* _Goal_
Return the records that follow unaltered. Omit every picture.

──────── Data supplied ────────

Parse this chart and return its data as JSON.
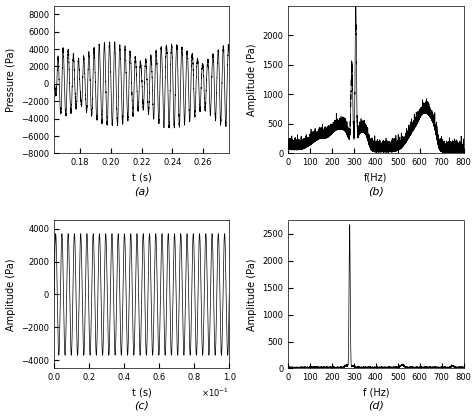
{
  "fig_width": 4.77,
  "fig_height": 4.16,
  "dpi": 100,
  "subplot_a": {
    "t_start": 0.163,
    "t_end": 0.277,
    "ylim": [
      -8000,
      9000
    ],
    "yticks": [
      -8000,
      -6000,
      -4000,
      -2000,
      0,
      2000,
      4000,
      6000,
      8000
    ],
    "xticks": [
      0.18,
      0.2,
      0.22,
      0.24,
      0.26
    ],
    "xlabel": "t (s)",
    "ylabel": "Pressure (Pa)",
    "label": "(a)",
    "freq1": 285,
    "freq2": 310,
    "beat_freq": 25
  },
  "subplot_b": {
    "xlim": [
      0,
      800
    ],
    "ylim": [
      0,
      2500
    ],
    "yticks": [
      0,
      500,
      1000,
      1500,
      2000
    ],
    "xticks": [
      0,
      100,
      200,
      300,
      400,
      500,
      600,
      700,
      800
    ],
    "xlabel": "f(Hz)",
    "ylabel": "Amplitude (Pa)",
    "label": "(b)",
    "peak1_freq": 290,
    "peak1_amp": 1300,
    "peak2_freq": 308,
    "peak2_amp": 2300
  },
  "subplot_c": {
    "t_start": 0.0,
    "t_end": 0.1,
    "ylim": [
      -4500,
      4500
    ],
    "yticks": [
      -4000,
      -2000,
      0,
      2000,
      4000
    ],
    "xtick_vals": [
      0.0,
      0.02,
      0.04,
      0.06,
      0.08,
      0.1
    ],
    "xtick_labels": [
      "0.0",
      "0.2",
      "0.4",
      "0.6",
      "0.8",
      "1.0"
    ],
    "sci_label": "1.0x10$^{-1}$",
    "xlabel": "t (s)",
    "ylabel": "Amplitude (Pa)",
    "label": "(c)",
    "freq": 280,
    "amplitude": 3700
  },
  "subplot_d": {
    "xlim": [
      0,
      800
    ],
    "ylim": [
      0,
      2750
    ],
    "yticks": [
      0,
      500,
      1000,
      1500,
      2000,
      2500
    ],
    "xticks": [
      0,
      100,
      200,
      300,
      400,
      500,
      600,
      700,
      800
    ],
    "xlabel": "f (Hz)",
    "ylabel": "Amplitude (Pa)",
    "label": "(d)",
    "peak_freq": 280,
    "peak_amp": 2650
  },
  "line_color": "#000000",
  "line_width": 0.5,
  "label_fontsize": 7,
  "tick_fontsize": 6,
  "caption_fontsize": 8,
  "axes_gray": "#cccccc"
}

────────

* _Response to the exercise_
Parse this chart and return its data as JSON.
{
  "fig_width": 4.77,
  "fig_height": 4.16,
  "dpi": 100,
  "subplot_a": {
    "t_start": 0.163,
    "t_end": 0.277,
    "ylim": [
      -8000,
      9000
    ],
    "yticks": [
      -8000,
      -6000,
      -4000,
      -2000,
      0,
      2000,
      4000,
      6000,
      8000
    ],
    "xticks": [
      0.18,
      0.2,
      0.22,
      0.24,
      0.26
    ],
    "xlabel": "t (s)",
    "ylabel": "Pressure (Pa)",
    "label": "(a)",
    "freq1": 285,
    "freq2": 310,
    "beat_freq": 25
  },
  "subplot_b": {
    "xlim": [
      0,
      800
    ],
    "ylim": [
      0,
      2500
    ],
    "yticks": [
      0,
      500,
      1000,
      1500,
      2000
    ],
    "xticks": [
      0,
      100,
      200,
      300,
      400,
      500,
      600,
      700,
      800
    ],
    "xlabel": "f(Hz)",
    "ylabel": "Amplitude (Pa)",
    "label": "(b)",
    "peak1_freq": 290,
    "peak1_amp": 1300,
    "peak2_freq": 308,
    "peak2_amp": 2300
  },
  "subplot_c": {
    "t_start": 0.0,
    "t_end": 0.1,
    "ylim": [
      -4500,
      4500
    ],
    "yticks": [
      -4000,
      -2000,
      0,
      2000,
      4000
    ],
    "xtick_vals": [
      0.0,
      0.02,
      0.04,
      0.06,
      0.08,
      0.1
    ],
    "xtick_labels": [
      "0.0",
      "0.2",
      "0.4",
      "0.6",
      "0.8",
      "1.0"
    ],
    "sci_label": "1.0x10$^{-1}$",
    "xlabel": "t (s)",
    "ylabel": "Amplitude (Pa)",
    "label": "(c)",
    "freq": 280,
    "amplitude": 3700
  },
  "subplot_d": {
    "xlim": [
      0,
      800
    ],
    "ylim": [
      0,
      2750
    ],
    "yticks": [
      0,
      500,
      1000,
      1500,
      2000,
      2500
    ],
    "xticks": [
      0,
      100,
      200,
      300,
      400,
      500,
      600,
      700,
      800
    ],
    "xlabel": "f (Hz)",
    "ylabel": "Amplitude (Pa)",
    "label": "(d)",
    "peak_freq": 280,
    "peak_amp": 2650
  },
  "line_color": "#000000",
  "line_width": 0.5,
  "label_fontsize": 7,
  "tick_fontsize": 6,
  "caption_fontsize": 8,
  "axes_gray": "#cccccc"
}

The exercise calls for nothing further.